---- Excerpted records

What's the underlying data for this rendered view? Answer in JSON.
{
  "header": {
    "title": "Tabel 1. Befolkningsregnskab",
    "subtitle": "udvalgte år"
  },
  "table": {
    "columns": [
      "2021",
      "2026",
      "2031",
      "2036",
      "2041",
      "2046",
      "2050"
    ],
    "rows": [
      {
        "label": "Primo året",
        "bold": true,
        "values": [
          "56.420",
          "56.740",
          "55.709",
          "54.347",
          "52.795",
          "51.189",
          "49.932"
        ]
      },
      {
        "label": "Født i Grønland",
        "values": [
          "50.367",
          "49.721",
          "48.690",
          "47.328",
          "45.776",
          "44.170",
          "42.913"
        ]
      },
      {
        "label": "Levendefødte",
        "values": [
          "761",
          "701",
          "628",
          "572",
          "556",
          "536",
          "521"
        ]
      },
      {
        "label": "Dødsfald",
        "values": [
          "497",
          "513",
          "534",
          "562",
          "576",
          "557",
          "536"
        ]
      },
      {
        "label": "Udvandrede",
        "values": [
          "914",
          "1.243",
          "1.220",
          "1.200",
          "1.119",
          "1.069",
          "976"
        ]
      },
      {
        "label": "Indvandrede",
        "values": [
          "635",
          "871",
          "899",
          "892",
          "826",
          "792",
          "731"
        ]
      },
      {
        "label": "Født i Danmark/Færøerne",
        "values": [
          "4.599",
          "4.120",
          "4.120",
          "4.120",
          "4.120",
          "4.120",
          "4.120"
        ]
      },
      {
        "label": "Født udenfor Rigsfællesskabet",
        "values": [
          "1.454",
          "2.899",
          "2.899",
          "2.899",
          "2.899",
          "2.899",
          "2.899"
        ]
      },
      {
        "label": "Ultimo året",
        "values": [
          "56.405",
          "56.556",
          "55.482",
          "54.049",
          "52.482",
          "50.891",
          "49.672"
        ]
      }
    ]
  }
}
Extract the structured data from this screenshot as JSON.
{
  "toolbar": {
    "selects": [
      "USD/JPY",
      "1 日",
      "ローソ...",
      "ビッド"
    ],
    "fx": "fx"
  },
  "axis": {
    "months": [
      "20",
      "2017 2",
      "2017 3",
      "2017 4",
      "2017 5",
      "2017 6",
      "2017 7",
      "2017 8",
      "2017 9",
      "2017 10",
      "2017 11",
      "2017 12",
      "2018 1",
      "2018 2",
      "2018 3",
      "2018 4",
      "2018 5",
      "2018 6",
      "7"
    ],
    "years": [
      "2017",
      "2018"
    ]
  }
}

--------

Make an exact copy of the listing, including every line.

_Solution to this problem_:
What's the underlying data for this rendered view? Answer in JSON.
{
  "header": {
    "title": "Tabel 1. Befolkningsregnskab",
    "subtitle": "udvalgte år"
  },
  "table": {
    "columns": [
      "2021",
      "2026",
      "2031",
      "2036",
      "2041",
      "2046",
      "2050"
    ],
    "rows": [
      {
        "label": "Primo året",
        "bold": true,
        "values": [
          "56.420",
          "56.740",
          "55.709",
          "54.347",
          "52.795",
          "51.189",
          "49.932"
        ]
      },
      {
        "label": "Født i Grønland",
        "values": [
          "50.367",
          "49.721",
          "48.690",
          "47.328",
          "45.776",
          "44.170",
          "42.913"
        ]
      },
      {
        "label": "Levendefødte",
        "values": [
          "761",
          "701",
          "628",
          "572",
          "556",
          "536",
          "521"
        ]
      },
      {
        "label": "Dødsfald",
        "values": [
          "497",
          "513",
          "534",
          "562",
          "576",
          "557",
          "536"
        ]
      },
      {
        "label": "Udvandrede",
        "values": [
          "914",
          "1.243",
          "1.220",
          "1.200",
          "1.119",
          "1.069",
          "976"
        ]
      },
      {
        "label": "Indvandrede",
        "values": [
          "635",
          "871",
          "899",
          "892",
          "826",
          "792",
          "731"
        ]
      },
      {
        "label": "Født i Danmark/Færøerne",
        "values": [
          "4.599",
          "4.120",
          "4.120",
          "4.120",
          "4.120",
          "4.120",
          "4.120"
        ]
      },
      {
        "label": "Født udenfor Rigsfællesskabet",
        "values": [
          "1.454",
          "2.899",
          "2.899",
          "2.899",
          "2.899",
          "2.899",
          "2.899"
        ]
      },
      {
        "label": "Ultimo året",
        "values": [
          "56.405",
          "56.556",
          "55.482",
          "54.049",
          "52.482",
          "50.891",
          "49.672"
        ]
      }
    ]
  }
}
Extract the structured data from this screenshot as JSON.
{
  "toolbar": {
    "selects": [
      "USD/JPY",
      "1 日",
      "ローソ...",
      "ビッド"
    ],
    "fx": "fx"
  },
  "axis": {
    "months": [
      "20",
      "2017 2",
      "2017 3",
      "2017 4",
      "2017 5",
      "2017 6",
      "2017 7",
      "2017 8",
      "2017 9",
      "2017 10",
      "2017 11",
      "2017 12",
      "2018 1",
      "2018 2",
      "2018 3",
      "2018 4",
      "2018 5",
      "2018 6",
      "7"
    ],
    "years": [
      "2017",
      "2018"
    ]
  }
}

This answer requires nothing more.